- **Verilen Metin**
Dava, kambiyo senedi nedeniyle kısmen borçlu olunmadığının tespiti istemine ilişkindir.
Mahkemece yazılı gerekçe ile davanın kısmen kabulüne karar verilmiş, karara karşı davalı vekili tarafından istinaf başvurusunda bulunulmuştur.
Mahkemece dava dilekçesinde yemin deliline dayanılması nedeniyle davacıya yemin hakkı hatırlatılmış, davacı tarafın yemin teklif edeceklerini bildirmesi üzerine davalıya yemin davetiyesi tebliğ edilmiş ise de, yine mahkemece …. tarihli celsede HMK’nın 226/c maddesine istinaden yemine ilişkin ara karardan rücu edilmiş olup, HMK’nın 226/1-c maddesi gereğince yemin edecek kimsenin namus ve onurunu etkileyecek veya onu ceza soruşturması ya da kovuşturması ile karşı karşıya bırakacak vakıalar ile ilgili yemin teklif edilemez. (… tarih, …. Esas, …. Karar sayılı kararı) Bu nedenle mahkemece ara karardan rücu edilmesi yerindedir.
Davacı, taraflar arasında daire satışına ilişkin …. tarihli sözleşme düzenlendiğini, dava konusu bononun bu satışa istinaden verildiğini iddia etmiştir.
Dava konusu bononun düzenleme tarihi …., vade tarihi …., keşidecisi …, lehtarı …, keşideci lehine aval veren …, bedel … TL’dir. … tarihli sözleşmede ise satıcı …., alıcı … olup satış bedelinin … TL olduğu, bu bedelin … tarihinde verileceği ve karşılığında senet alınacağı yazılıdır. Buna göre gerek tarihlerinde gerek taraflarında ve gerekse de miktarlarındaki farklılık nedeniyle … tarihli sözleşmede bahsi geçen senetle dava konusu bononun aynı senetler olduğunun kabulü mümkün bulunmamaktadır.

- **Görev Tanımı 1**
Verilen metne göre aşağıdaki soruları yanıtlayın.
(a) Dava hangi isteme ilişkindir?
(b) Karara karşı istinaf başvurusunda kim bulunmuştur?
(c) Mahkeme, yemine ilişkin ara karardan HMK'nın hangi maddesine istinaden rücu etmiştir?
- **Görev Tanımı 2**
Verilen metinde dava konusu bono için sayılan bilgi başlıklarının tamamını sıralayın.
- **Görev Tanımı 3**
Aşağıdaki ifadelerin verilen metinle uyuşup uyuşmadığını belirtin ve her biri için metindeki belirleyici sözcükleri aktarın.
(a) Mahkeme davanın tamamen kabulüne karar vermiştir.
(b) Davacı, dava konusu bononun daire satışına istinaden verildiğini iddia etmiştir.
(c) Sözleşmede bahsi geçen senetle dava konusu bononun aynı senet olduğu kabul edilmiştir.

- **Çıkarılan Malzeme**
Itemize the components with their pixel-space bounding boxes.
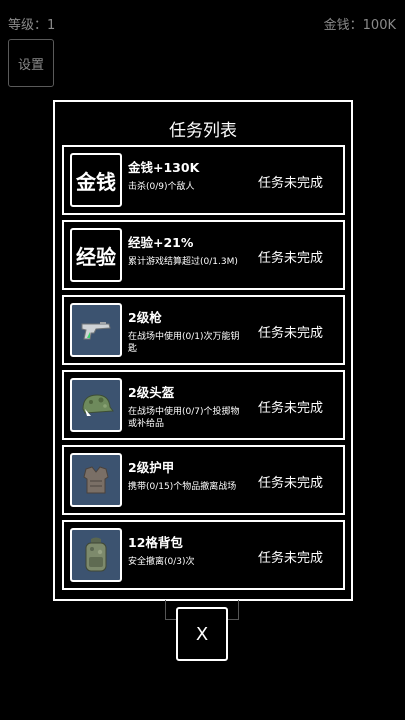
task-name: 12格背包 [128,535,183,550]
task-item[interactable]: 经验 经验+21% 累计游戏结算超过(0/1.3M) 任务未完成 [62,220,345,290]
task-name: 金钱+130K [128,160,200,175]
task-item[interactable]: 2级头盔 在战场中使用(0/7)个投掷物或补给品 任务未完成 [62,370,345,440]
task-status: 任务未完成 [258,476,324,491]
task-item[interactable]: 2级护甲 携带(0/15)个物品撤离战场 任务未完成 [62,445,345,515]
task-description: 在战场中使用(0/1)次万能钥匙 [128,332,240,354]
money-text: 金钱：100K [323,18,396,33]
armor-icon [70,453,122,507]
task-item[interactable]: 金钱 金钱+130K 击杀(0/9)个敌人 任务未完成 [62,145,345,215]
task-description: 安全撤离(0/3)次 [128,557,195,567]
task-name: 2级枪 [128,310,162,325]
task-description: 携带(0/15)个物品撤离战场 [128,482,237,492]
money-text-icon: 金钱 [70,153,122,207]
task-status: 任务未完成 [258,551,324,566]
task-description: 累计游戏结算超过(0/1.3M) [128,257,238,267]
task-description: 击杀(0/9)个敌人 [128,182,195,192]
exp-text-icon: 经验 [70,228,122,282]
settings-button[interactable]: 设置 [8,39,54,87]
task-item[interactable]: 12格背包 安全撤离(0/3)次 任务未完成 [62,520,345,590]
dialog-title: 任务列表 [169,121,237,141]
task-name: 2级头盔 [128,385,175,400]
backpack-icon [70,528,122,582]
task-description: 在战场中使用(0/7)个投掷物或补给品 [128,407,240,429]
level-text: 等级：1 [8,18,56,33]
task-list-dialog: 任务列表 金钱 金钱+130K 击杀(0/9)个敌人 任务未完成 经验 经验+2… [53,100,353,601]
task-status: 任务未完成 [258,176,324,191]
pistol-icon [70,303,122,357]
task-status: 任务未完成 [258,251,324,266]
task-name: 2级护甲 [128,460,175,475]
task-status: 任务未完成 [258,326,324,341]
helmet-icon [70,378,122,432]
task-name: 经验+21% [128,235,194,250]
close-button[interactable]: X [176,607,228,661]
task-status: 任务未完成 [258,401,324,416]
task-item[interactable]: 2级枪 在战场中使用(0/1)次万能钥匙 任务未完成 [62,295,345,365]
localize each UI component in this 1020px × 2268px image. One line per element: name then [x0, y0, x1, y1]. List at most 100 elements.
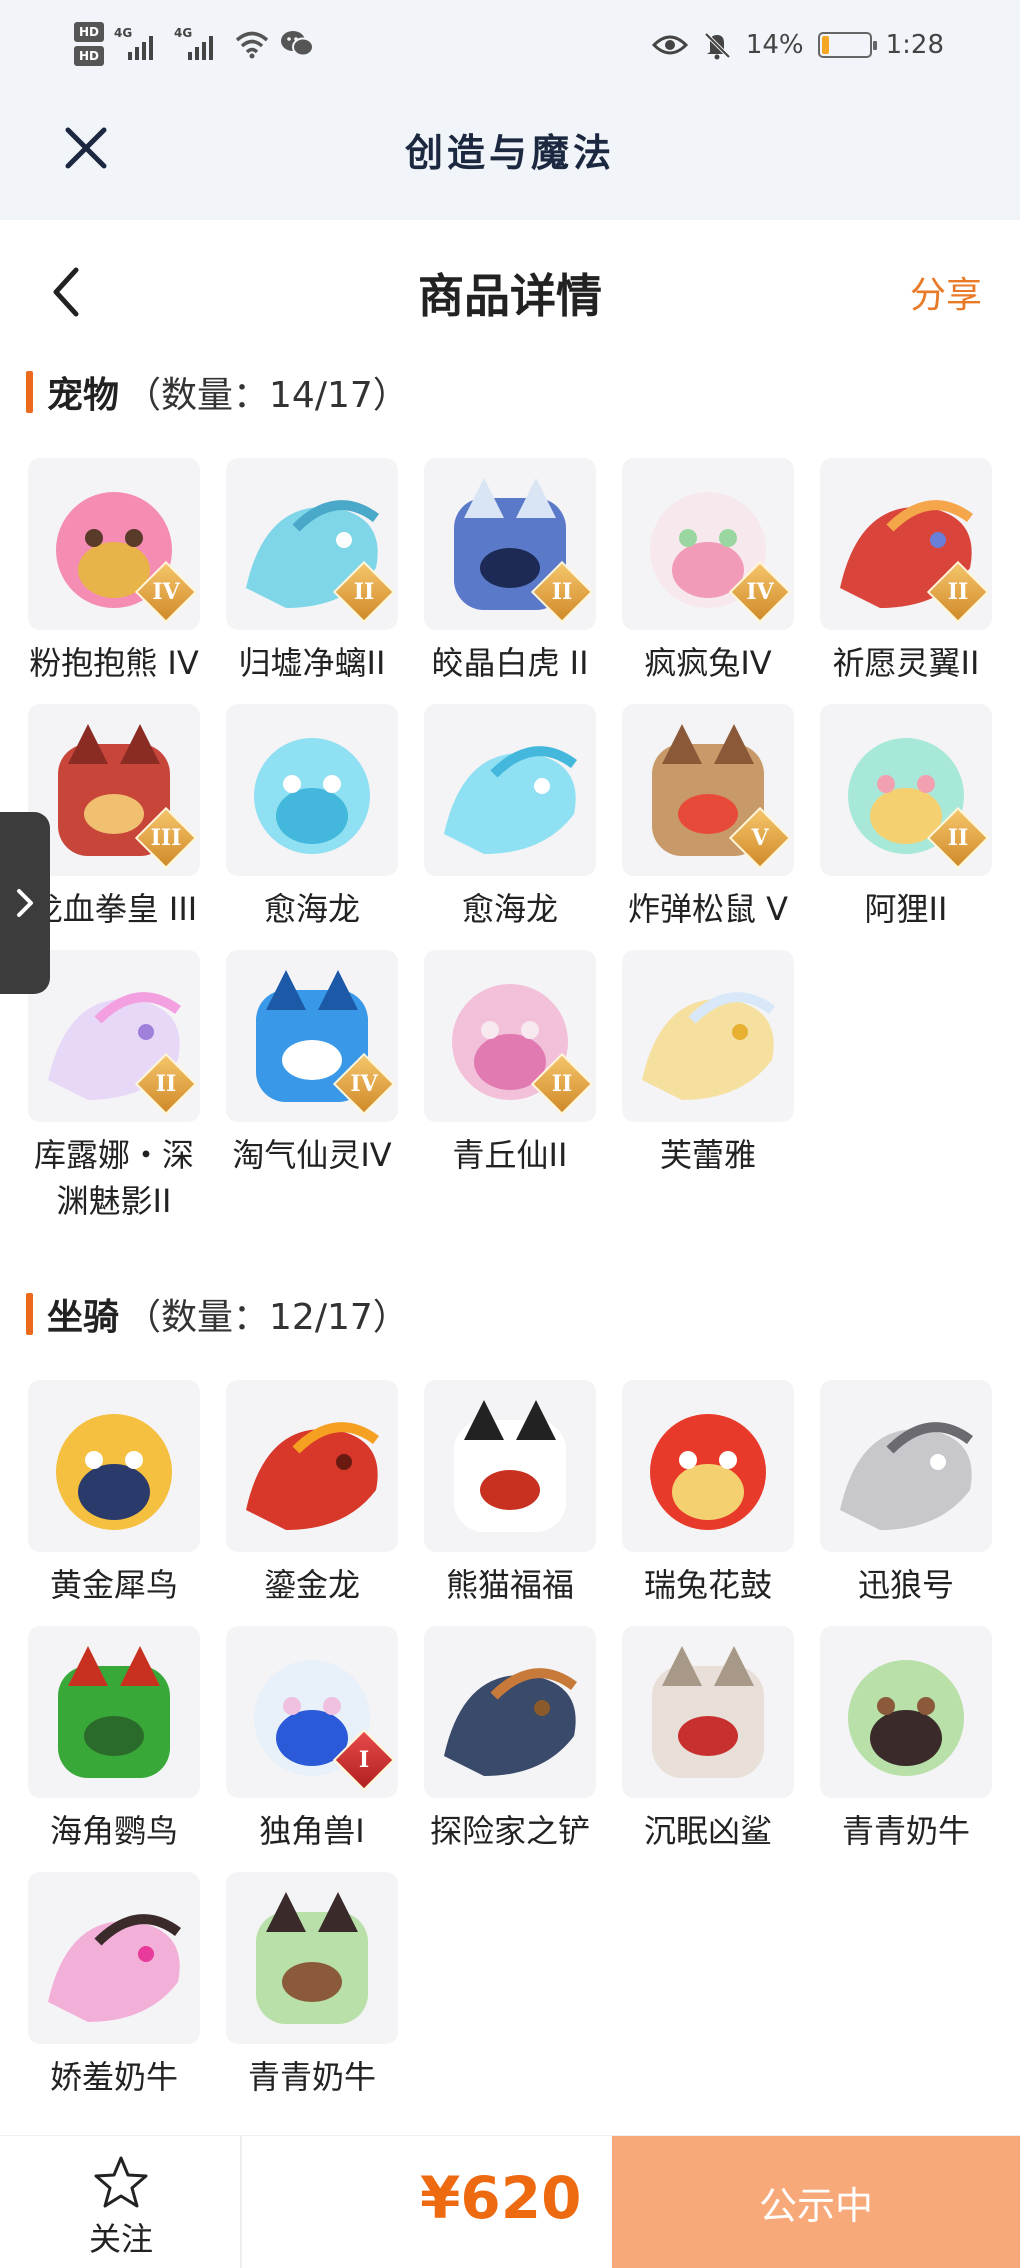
item-thumbnail: III — [28, 704, 200, 876]
section-title: 坐骑 — [47, 1297, 120, 1338]
publicity-status-button[interactable]: 公示中 — [612, 2136, 1020, 2268]
grid-item[interactable]: III 龙血拳皇 III — [24, 704, 204, 932]
item-thumbnail: IV — [226, 950, 398, 1122]
grid-item[interactable]: 娇羞奶牛 — [24, 1872, 204, 2100]
item-name: 疯疯兔IV — [644, 644, 772, 682]
clock: 1:28 — [885, 30, 944, 60]
item-thumbnail: II — [424, 950, 596, 1122]
grid-item[interactable]: II 归墟净螭II — [222, 458, 402, 686]
grid-item[interactable]: 芙蕾雅 — [618, 950, 798, 1178]
chevron-right-icon — [17, 889, 33, 917]
item-name: 愈海龙 — [461, 890, 558, 928]
item-name: 青丘仙II — [452, 1136, 568, 1174]
grid-item[interactable]: 熊猫福福 — [420, 1380, 600, 1608]
grid-item[interactable]: V 炸弹松鼠 V — [618, 704, 798, 932]
grid-item[interactable]: 迅狼号 — [816, 1380, 996, 1608]
grid-item[interactable]: II 皎晶白虎 II — [420, 458, 600, 686]
item-name: 炸弹松鼠 V — [627, 890, 789, 928]
item-thumbnail — [226, 1872, 398, 2044]
item-artwork — [840, 1422, 973, 1530]
item-artwork — [652, 1646, 764, 1778]
battery-icon — [817, 32, 877, 58]
grid-item[interactable]: 青青奶牛 — [222, 1872, 402, 2100]
item-thumbnail — [28, 1626, 200, 1798]
item-thumbnail: IV — [622, 458, 794, 630]
grid-item[interactable]: II 库露娜・深渊魅影II — [24, 950, 204, 1224]
item-thumbnail — [820, 1626, 992, 1798]
wifi-icon — [235, 31, 269, 59]
grid-item[interactable]: IV 粉抱抱熊 IV — [24, 458, 204, 686]
signal-icon: 4G — [114, 24, 164, 64]
item-thumbnail — [424, 1626, 596, 1798]
item-artwork — [246, 1422, 379, 1530]
hd-icon: HD — [74, 46, 104, 66]
pets-section-header: 宠物 （数量：14/17） — [26, 368, 409, 416]
item-thumbnail — [622, 1626, 794, 1798]
grid-item[interactable]: IV 淘气仙灵IV — [222, 950, 402, 1178]
item-thumbnail: IV — [28, 458, 200, 630]
grid-item[interactable]: 鎏金龙 — [222, 1380, 402, 1608]
status-right-group: 14% 1:28 — [651, 30, 944, 60]
grid-item[interactable]: 愈海龙 — [420, 704, 600, 932]
item-artwork — [254, 738, 370, 854]
eye-icon — [651, 35, 688, 55]
item-artwork — [444, 1668, 577, 1776]
item-name: 阿狸II — [864, 890, 948, 928]
section-title: 宠物 — [47, 375, 120, 416]
item-thumbnail — [820, 1380, 992, 1552]
grid-item[interactable]: II 阿狸II — [816, 704, 996, 932]
price: ¥620 — [420, 2164, 582, 2232]
grid-item[interactable]: 青青奶牛 — [816, 1626, 996, 1854]
side-drawer-tab[interactable] — [0, 812, 50, 994]
item-artwork — [444, 746, 577, 854]
item-name: 鎏金龙 — [263, 1566, 360, 1604]
grid-item[interactable]: 沉眠凶鲨 — [618, 1626, 798, 1854]
mounts-section-header: 坐骑 （数量：12/17） — [26, 1290, 409, 1338]
item-name: 青青奶牛 — [247, 2058, 376, 2096]
grid-item[interactable]: IV 疯疯兔IV — [618, 458, 798, 686]
signal-icon: 4G — [174, 24, 224, 64]
grid-item[interactable]: 愈海龙 — [222, 704, 402, 932]
app-topbar: HD HD 4G 4G 14% 1:28 创造与魔法 — [0, 0, 1020, 220]
item-artwork — [848, 1660, 964, 1776]
grid-item[interactable]: 瑞兔花鼓 — [618, 1380, 798, 1608]
item-thumbnail: II — [424, 458, 596, 630]
grid-item[interactable]: 海角鹦鸟 — [24, 1626, 204, 1854]
item-name: 淘气仙灵IV — [232, 1136, 392, 1174]
item-thumbnail: V — [622, 704, 794, 876]
item-thumbnail — [424, 1380, 596, 1552]
item-artwork — [58, 1646, 170, 1778]
grid-item[interactable]: 黄金犀鸟 — [24, 1380, 204, 1608]
follow-button[interactable]: 关注 — [0, 2136, 242, 2268]
grid-item[interactable]: 探险家之铲 — [420, 1626, 600, 1854]
wechat-icon — [281, 31, 314, 57]
mute-bell-icon — [704, 32, 731, 60]
item-name: 愈海龙 — [263, 890, 360, 928]
grid-item[interactable]: II 青丘仙II — [420, 950, 600, 1178]
item-name: 海角鹦鸟 — [49, 1812, 178, 1850]
grid-item[interactable]: I 独角兽I — [222, 1626, 402, 1854]
item-name: 皎晶白虎 II — [431, 644, 589, 682]
item-artwork — [642, 992, 775, 1100]
item-thumbnail — [226, 1380, 398, 1552]
item-name: 归墟净螭II — [238, 644, 386, 682]
hd-indicators: HD HD — [74, 22, 104, 66]
share-button[interactable]: 分享 — [910, 266, 982, 318]
section-count: （数量：12/17） — [125, 1297, 409, 1338]
grid-item[interactable]: II 祈愿灵翼II — [816, 458, 996, 686]
item-thumbnail: I — [226, 1626, 398, 1798]
follow-label: 关注 — [88, 2220, 153, 2258]
item-artwork — [650, 1414, 766, 1530]
item-thumbnail — [622, 1380, 794, 1552]
item-name: 芙蕾雅 — [659, 1136, 756, 1174]
star-icon — [94, 2156, 148, 2208]
item-thumbnail: II — [28, 950, 200, 1122]
hd-icon: HD — [74, 22, 104, 42]
battery-percent: 14% — [745, 30, 804, 60]
item-thumbnail — [622, 950, 794, 1122]
item-name: 沉眠凶鲨 — [643, 1812, 772, 1850]
item-name: 粉抱抱熊 IV — [29, 644, 199, 682]
item-name: 迅狼号 — [857, 1566, 954, 1604]
item-artwork — [56, 1414, 172, 1530]
item-thumbnail — [424, 704, 596, 876]
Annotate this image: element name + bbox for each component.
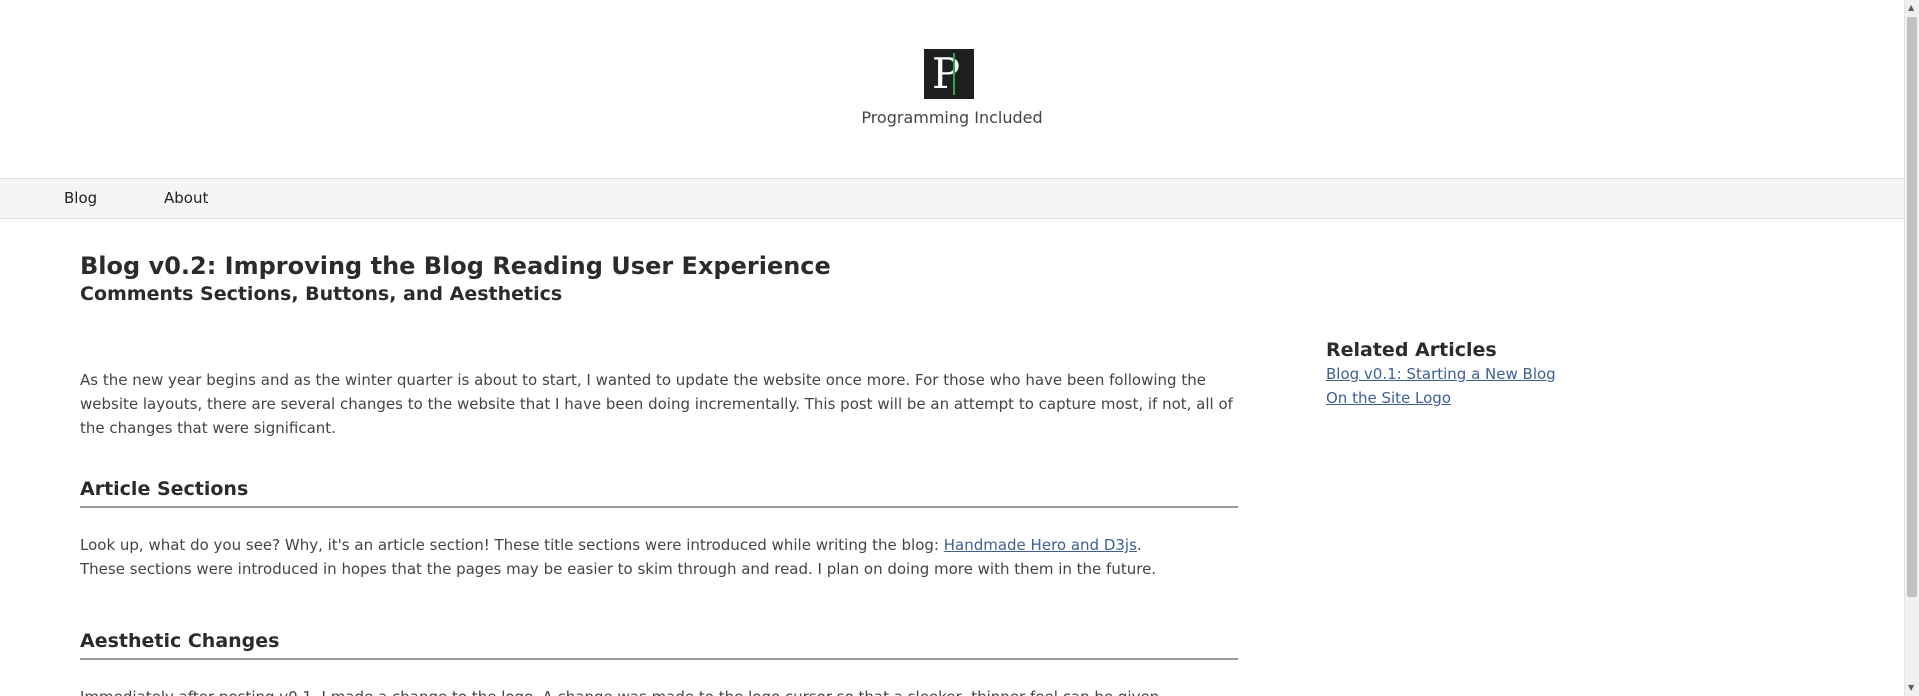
site-name: Programming Included: [861, 108, 1043, 127]
logo-cursor: [953, 53, 955, 95]
article-intro: As the new year begins and as the winter…: [80, 371, 1233, 437]
section-heading-aesthetic-changes: Aesthetic Changes: [80, 630, 1238, 660]
nav-item-about[interactable]: About: [164, 189, 208, 207]
related-article-item: On the Site Logo: [1326, 386, 1626, 410]
related-articles: Related Articles Blog v0.1: Starting a N…: [1326, 338, 1626, 410]
site-logo[interactable]: P: [924, 49, 974, 99]
related-article-link-site-logo[interactable]: On the Site Logo: [1326, 389, 1451, 407]
logo-letter: P: [931, 49, 961, 98]
section-text-line2: These sections were introduced in hopes …: [80, 560, 1157, 578]
article-subtitle: Comments Sections, Buttons, and Aestheti…: [80, 283, 563, 305]
section-body-article-sections: Look up, what do you see? Why, it's an a…: [80, 533, 1238, 581]
related-articles-title: Related Articles: [1326, 339, 1497, 361]
section-text-end: .: [1136, 536, 1142, 554]
vertical-scrollbar[interactable]: ▲ ▼: [1904, 0, 1919, 696]
article-title: Blog v0.2: Improving the Blog Reading Us…: [80, 252, 831, 280]
main-nav: Blog About: [0, 178, 1904, 219]
scroll-up-arrow-icon[interactable]: ▲: [1908, 2, 1914, 14]
related-article-link-blog-v01[interactable]: Blog v0.1: Starting a New Blog: [1326, 365, 1556, 383]
scroll-down-arrow-icon[interactable]: ▼: [1908, 682, 1914, 694]
nav-item-blog[interactable]: Blog: [64, 189, 97, 207]
related-article-item: Blog v0.1: Starting a New Blog: [1326, 362, 1626, 386]
related-articles-list: Blog v0.1: Starting a New Blog On the Si…: [1326, 362, 1626, 410]
section-text: Look up, what do you see? Why, it's an a…: [80, 536, 944, 554]
site-header: P Programming Included: [0, 0, 1904, 178]
scrollbar-thumb[interactable]: [1907, 17, 1917, 597]
page: P Programming Included Blog About Blog v…: [0, 0, 1919, 696]
section-heading-article-sections: Article Sections: [80, 478, 1238, 508]
handmade-hero-link[interactable]: Handmade Hero and D3js: [944, 536, 1137, 554]
article: Blog v0.2: Improving the Blog Reading Us…: [80, 250, 1238, 696]
section-body-aesthetic-changes: Immediately after posting v0.1, I made a…: [80, 685, 1238, 696]
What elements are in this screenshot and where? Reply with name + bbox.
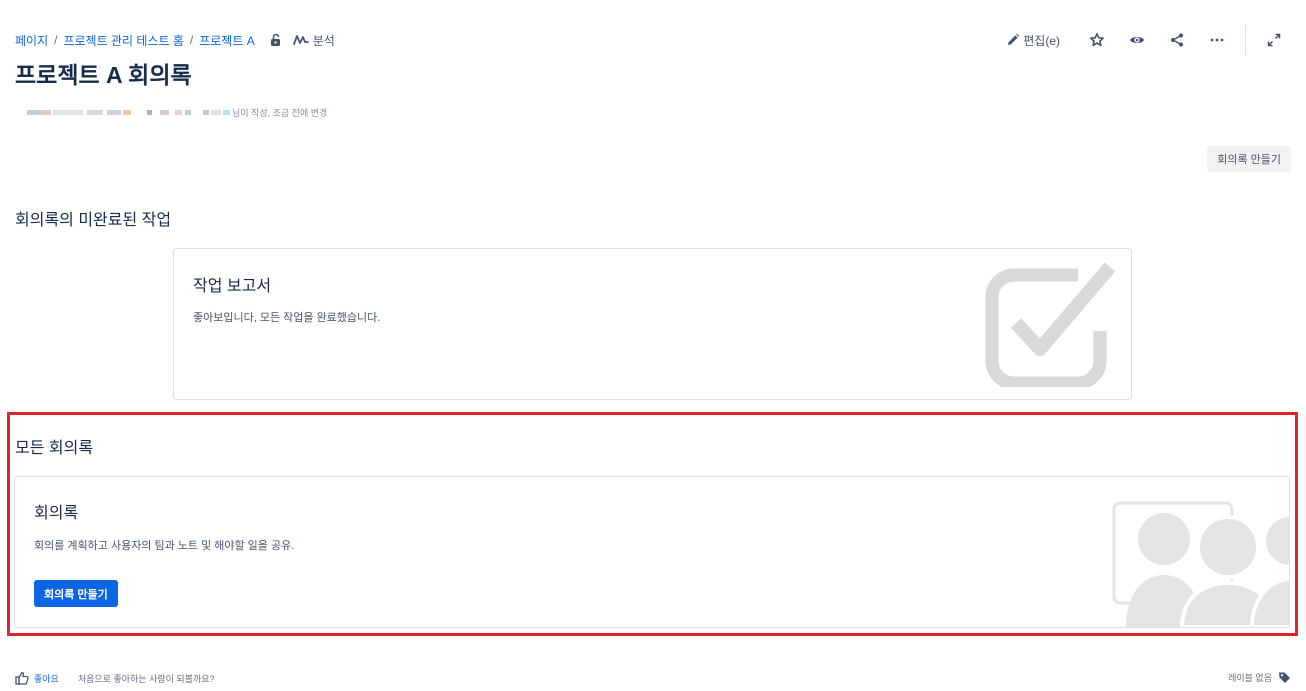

- **Alıştırma Cevabı 1**
(a) Kambiyo senedi nedeniyle kısmen borçlu olunmadığının tespiti istemine ilişkindir.
(b) Davalı vekili.
(c) HMK’nın 226/c maddesine.

- **Alıştırma Cevabı 2**
- Düzenleme tarihi
- Vade tarihi
- Keşidecisi
- Lehtarı
- Keşideci lehine aval veren
- Bedel

- **Alıştırma Cevabı 3**
(a) Hayır: "davanın kısmen kabulüne karar verilmiş"
(b) Evet: "dava konusu bononun bu satışa istinaden verildiğini iddia etmiştir"
(c) Hayır: "aynı senetler olduğunun kabulü mümkün bulunmamaktadır"